In the material below, find each line holding the string "prestige" and copy it.

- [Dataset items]
================
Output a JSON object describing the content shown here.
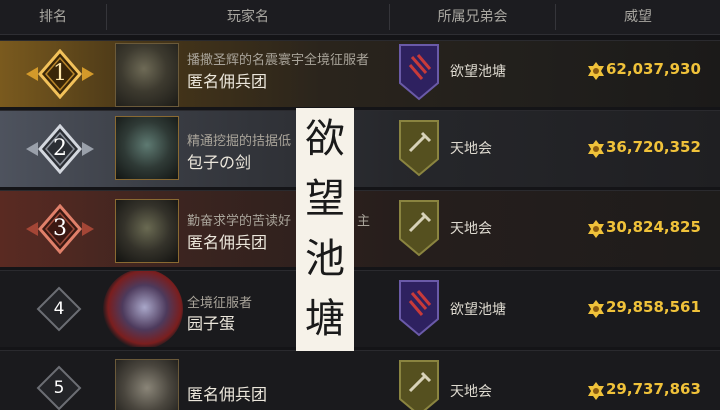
{
  "header": {
    "rank": "排名",
    "player_name": "玩家名",
    "guild": "所属兄弟会",
    "prestige": "威望"
  },
  "rows": [
    {
      "rank": "1",
      "title": "播撒圣辉的名震寰宇全境征服者",
      "name": "匿名佣兵团",
      "guild": "欲望池塘",
      "prestige": "62,037,930"
    },
    {
      "rank": "2",
      "title": "精通挖掘的拮据低",
      "name": "包子の剑",
      "guild": "天地会",
      "prestige": "36,720,352"
    },
    {
      "rank": "3",
      "title": "勤奋求学的苦读好",
      "title_tail": "主",
      "name": "匿名佣兵团",
      "guild": "天地会",
      "prestige": "30,824,825"
    },
    {
      "rank": "4",
      "title": "全境征服者",
      "name": "园子蛋",
      "guild": "欲望池塘",
      "prestige": "29,858,561"
    },
    {
      "rank": "5",
      "title": "",
      "name": "匿名佣兵团",
      "guild": "天地会",
      "prestige": "29,737,863"
    }
  ],
  "overlay_text": [
    "欲",
    "望",
    "池",
    "塘"
  ],
  "colors": {
    "gold": "#f0c23a",
    "purple_banner": "#3b2a6e",
    "olive_banner": "#5a5524",
    "rank1_frame": "#d49a2a",
    "rank2_frame": "#b7bcc6",
    "rank3_frame": "#b04a3a"
  },
  "icons": {
    "prestige": "gold-crest-icon",
    "guild_banner": "banner-icon"
  }
}
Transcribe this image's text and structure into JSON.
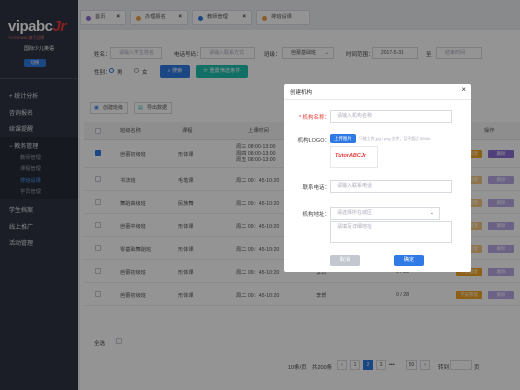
{
  "brand": {
    "logo_main": "vipabc",
    "logo_jr": "Jr",
    "logo_sub": "TUTORABC旗下品牌",
    "school": "国际少儿英语",
    "switch_label": "切换"
  },
  "sidebar": {
    "items": [
      {
        "label": "统计分析",
        "arrow": "+"
      },
      {
        "label": "咨询报名"
      },
      {
        "label": "续课提醒"
      },
      {
        "label": "教务管理",
        "arrow": "−"
      },
      {
        "label": "教师管理"
      },
      {
        "label": "课程管理"
      },
      {
        "label": "排班设课"
      },
      {
        "label": "学员管理"
      },
      {
        "label": "学生档案"
      },
      {
        "label": "线上推广"
      },
      {
        "label": "活动管理"
      }
    ]
  },
  "tabs": [
    {
      "label": "首页",
      "color": "#8e6fd6"
    },
    {
      "label": "办理报名",
      "color": "#f0a04b"
    },
    {
      "label": "教师管理",
      "color": "#2f7ae5"
    },
    {
      "label": "排班设课",
      "color": "#f0a04b"
    }
  ],
  "filters": {
    "name_label": "姓名：",
    "name_placeholder": "请输入学生姓名",
    "phone_label": "电话号码：",
    "phone_placeholder": "请输入联系方式",
    "class_label": "班级：",
    "class_value": "芭蕾基础班",
    "time_label": "时间范围：",
    "time_start": "2017-5-31",
    "time_sep": "至",
    "time_end_placeholder": "结束时间",
    "gender_label": "性别：",
    "gender_male": "男",
    "gender_female": "女",
    "search_button": "搜索",
    "reset_button": "重置筛选条件"
  },
  "toolbar": {
    "create_button": "创建班级",
    "export_button": "导出数据"
  },
  "table": {
    "headers": [
      "班级名称",
      "课程",
      "上课时间",
      "",
      "",
      "",
      "操作"
    ],
    "rows": [
      {
        "name": "芭蕾初级班",
        "course": "形体课",
        "time": "周三 08:00-13:00\n周四 08:00-13:00\n周五 08:00-13:00",
        "checked": true
      },
      {
        "name": "书法班",
        "course": "毛笔课",
        "time": "周二 09：45-10:20",
        "checked": false
      },
      {
        "name": "舞蹈高级班",
        "course": "民族舞",
        "time": "周二 09：45-10:20",
        "checked": false
      },
      {
        "name": "芭蕾中级班",
        "course": "形体课",
        "time": "周二 09：45-10:20",
        "checked": false
      },
      {
        "name": "零基础舞蹈班",
        "course": "形体课",
        "time": "周二 09：45-10:20",
        "checked": false
      },
      {
        "name": "芭蕾初级班",
        "course": "形体课",
        "time": "周二 09：45-10:20",
        "teacher": "李贺",
        "count": "0 / 28",
        "checked": false
      },
      {
        "name": "芭蕾初级班",
        "course": "形体课",
        "time": "周二 09：45-10:20",
        "teacher": "李贺",
        "count": "0 / 28",
        "checked": false
      }
    ],
    "action_manage": "学员管理",
    "action_delete": "删除",
    "select_all": "全选"
  },
  "pager": {
    "per_page": "10条/页",
    "total": "共200条",
    "pages": [
      "1",
      "2",
      "3",
      "•••",
      "50"
    ],
    "goto_label": "转到",
    "goto_suffix": "页"
  },
  "modal": {
    "title": "创建机构",
    "name_label": "* 机构名称：",
    "name_placeholder": "请输入机构名称",
    "logo_label": "机构LOGO：",
    "upload_button": "上传图片",
    "upload_hint": "只能上传 jpg / png 文件，且不超过 500kb",
    "logo_preview": "TutorABCJr",
    "phone_label": "联系电话：",
    "phone_placeholder": "请输入联系电话",
    "address_label": "机构地址：",
    "address_placeholder": "请选择所在城区",
    "address_detail_placeholder": "请填写详细地址",
    "cancel_button": "取消",
    "confirm_button": "确定"
  }
}
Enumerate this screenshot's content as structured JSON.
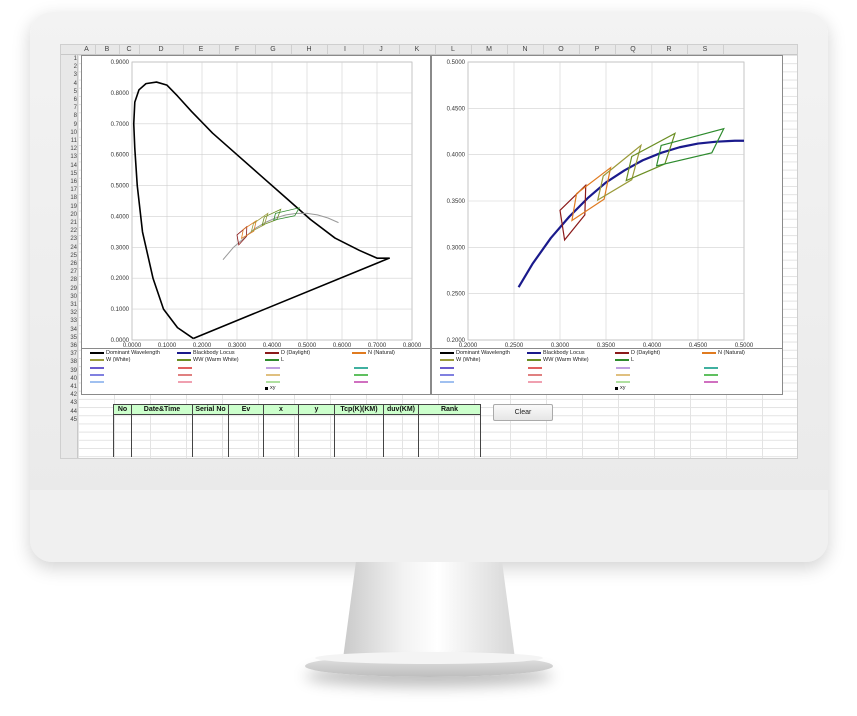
{
  "spreadsheet": {
    "columns": [
      "A",
      "B",
      "C",
      "D",
      "E",
      "F",
      "G",
      "H",
      "I",
      "J",
      "K",
      "L",
      "M",
      "N",
      "O",
      "P",
      "Q",
      "R",
      "S"
    ],
    "rows": [
      "1",
      "2",
      "3",
      "4",
      "5",
      "6",
      "7",
      "8",
      "9",
      "10",
      "11",
      "12",
      "13",
      "14",
      "15",
      "16",
      "17",
      "18",
      "19",
      "20",
      "21",
      "22",
      "23",
      "24",
      "25",
      "26",
      "27",
      "28",
      "29",
      "30",
      "31",
      "32",
      "33",
      "34",
      "35",
      "36",
      "37",
      "38",
      "39",
      "40",
      "41",
      "42",
      "43",
      "44",
      "45"
    ]
  },
  "legend_left": {
    "items": [
      "Dominant Wavelength",
      "Blackbody Locus",
      "D (Daylight)",
      "N (Natural)",
      "W (White)",
      "WW (Warm White)",
      "L",
      "xy"
    ]
  },
  "legend_right": {
    "items": [
      "Dominant Wavelength",
      "Blackbody Locus",
      "D (Daylight)",
      "N (Natural)",
      "W (White)",
      "WW (Warm White)",
      "L",
      "xy"
    ]
  },
  "table": {
    "headers": [
      "No",
      "Date&Time",
      "Serial No",
      "Ev",
      "x",
      "y",
      "Tcp(K)(KM)",
      "duv(KM)",
      "Rank"
    ]
  },
  "clear_button": "Clear",
  "colors": {
    "locus": "#000000",
    "blackbody_right": "#1a1a8c",
    "header_green": "#ccffcc"
  },
  "chart_data": [
    {
      "type": "line",
      "title": "",
      "xlabel": "",
      "ylabel": "",
      "xlim": [
        0,
        0.8
      ],
      "ylim": [
        0,
        0.9
      ],
      "x_ticks": [
        "0.0000",
        "0.1000",
        "0.2000",
        "0.3000",
        "0.4000",
        "0.5000",
        "0.6000",
        "0.7000",
        "0.8000"
      ],
      "y_ticks": [
        "0.0000",
        "0.1000",
        "0.2000",
        "0.3000",
        "0.4000",
        "0.5000",
        "0.6000",
        "0.7000",
        "0.8000",
        "0.9000"
      ],
      "series": [
        {
          "name": "Dominant Wavelength",
          "x": [
            0.175,
            0.13,
            0.09,
            0.06,
            0.03,
            0.015,
            0.008,
            0.005,
            0.008,
            0.02,
            0.04,
            0.07,
            0.1,
            0.13,
            0.17,
            0.23,
            0.3,
            0.37,
            0.44,
            0.51,
            0.58,
            0.65,
            0.7,
            0.735,
            0.175
          ],
          "y": [
            0.005,
            0.04,
            0.1,
            0.2,
            0.35,
            0.5,
            0.62,
            0.7,
            0.77,
            0.81,
            0.83,
            0.835,
            0.825,
            0.79,
            0.74,
            0.67,
            0.6,
            0.53,
            0.46,
            0.39,
            0.33,
            0.29,
            0.265,
            0.265,
            0.005
          ]
        },
        {
          "name": "Blackbody Locus",
          "x": [
            0.26,
            0.29,
            0.32,
            0.35,
            0.38,
            0.41,
            0.44,
            0.47,
            0.5,
            0.53,
            0.56,
            0.59
          ],
          "y": [
            0.26,
            0.3,
            0.33,
            0.36,
            0.38,
            0.395,
            0.405,
            0.41,
            0.41,
            0.405,
            0.395,
            0.38
          ]
        }
      ]
    },
    {
      "type": "line",
      "title": "",
      "xlabel": "",
      "ylabel": "",
      "xlim": [
        0.2,
        0.5
      ],
      "ylim": [
        0.2,
        0.5
      ],
      "x_ticks": [
        "0.2000",
        "0.2500",
        "0.3000",
        "0.3500",
        "0.4000",
        "0.4500",
        "0.5000"
      ],
      "y_ticks": [
        "0.2000",
        "0.2500",
        "0.3000",
        "0.3500",
        "0.4000",
        "0.4500",
        "0.5000"
      ],
      "series": [
        {
          "name": "Blackbody Locus",
          "x": [
            0.255,
            0.27,
            0.29,
            0.31,
            0.33,
            0.35,
            0.37,
            0.39,
            0.41,
            0.43,
            0.45,
            0.47,
            0.49,
            0.5
          ],
          "y": [
            0.257,
            0.282,
            0.31,
            0.333,
            0.353,
            0.37,
            0.383,
            0.394,
            0.402,
            0.408,
            0.412,
            0.414,
            0.415,
            0.415
          ]
        }
      ],
      "quadrilaterals": [
        {
          "color": "#8b1a1a",
          "pts": [
            [
              0.3,
              0.34
            ],
            [
              0.328,
              0.367
            ],
            [
              0.327,
              0.335
            ],
            [
              0.305,
              0.308
            ]
          ]
        },
        {
          "color": "#e07b20",
          "pts": [
            [
              0.318,
              0.358
            ],
            [
              0.355,
              0.386
            ],
            [
              0.348,
              0.352
            ],
            [
              0.313,
              0.329
            ]
          ]
        },
        {
          "color": "#9a9a3a",
          "pts": [
            [
              0.347,
              0.377
            ],
            [
              0.388,
              0.41
            ],
            [
              0.378,
              0.373
            ],
            [
              0.341,
              0.351
            ]
          ]
        },
        {
          "color": "#6b8e23",
          "pts": [
            [
              0.378,
              0.398
            ],
            [
              0.425,
              0.423
            ],
            [
              0.414,
              0.39
            ],
            [
              0.372,
              0.372
            ]
          ]
        },
        {
          "color": "#2e8b2e",
          "pts": [
            [
              0.41,
              0.41
            ],
            [
              0.478,
              0.428
            ],
            [
              0.465,
              0.402
            ],
            [
              0.405,
              0.388
            ]
          ]
        }
      ]
    }
  ]
}
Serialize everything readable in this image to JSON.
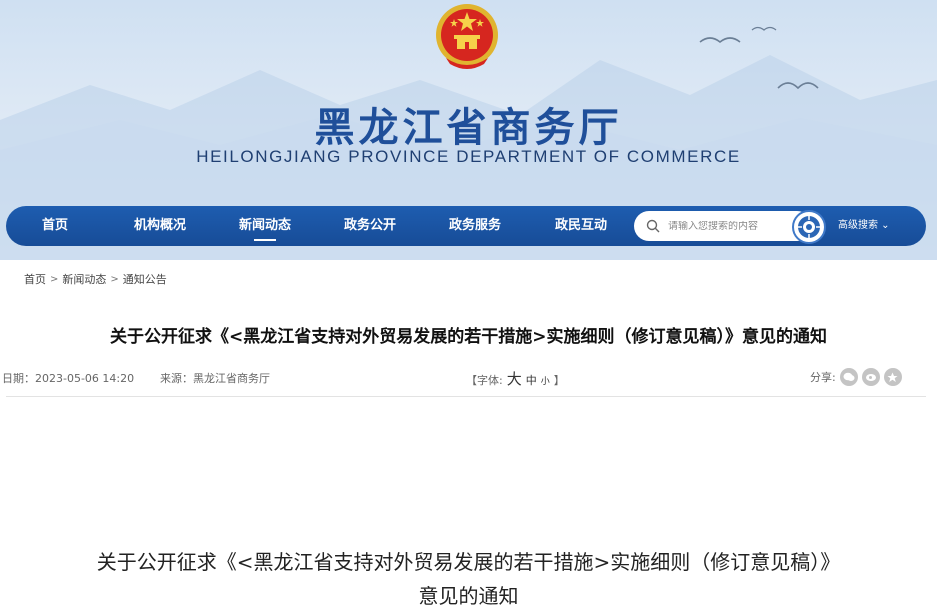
{
  "header": {
    "title_cn": "黑龙江省商务厅",
    "title_en": "HEILONGJIANG PROVINCE DEPARTMENT OF COMMERCE",
    "emblem_icon": "national-emblem-icon"
  },
  "nav": {
    "items": [
      {
        "label": "首页",
        "active": false
      },
      {
        "label": "机构概况",
        "active": false
      },
      {
        "label": "新闻动态",
        "active": true
      },
      {
        "label": "政务公开",
        "active": false
      },
      {
        "label": "政务服务",
        "active": false
      },
      {
        "label": "政民互动",
        "active": false
      }
    ],
    "search_placeholder": "请输入您搜索的内容",
    "advanced_search": "高级搜索 ⌄"
  },
  "breadcrumb": {
    "items": [
      "首页",
      "新闻动态",
      "通知公告"
    ],
    "separator": ">"
  },
  "article": {
    "title": "关于公开征求《<黑龙江省支持对外贸易发展的若干措施>实施细则（修订意见稿）》意见的通知",
    "date": "日期：2023-05-06 14:20",
    "source": "来源：黑龙江省商务厅",
    "font_label_open": "【字体:",
    "font_big": "大",
    "font_mid": "中",
    "font_small": "小",
    "font_label_close": "】",
    "share_label": "分享:",
    "body_heading_line1": "关于公开征求《<黑龙江省支持对外贸易发展的若干措施>实施细则（修订意见稿）》",
    "body_heading_line2": "意见的通知"
  },
  "colors": {
    "nav_bg": "#1a55a4",
    "title_blue": "#1f4f9a"
  }
}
================
- [Solution for this exercise]
    "prestige": "威望"
      "prestige": "62,037,930"
      "prestige": "36,720,352"
      "prestige": "30,824,825"
      "prestige": "29,858,561"
      "prestige": "29,737,863"
    "prestige": "gold-crest-icon",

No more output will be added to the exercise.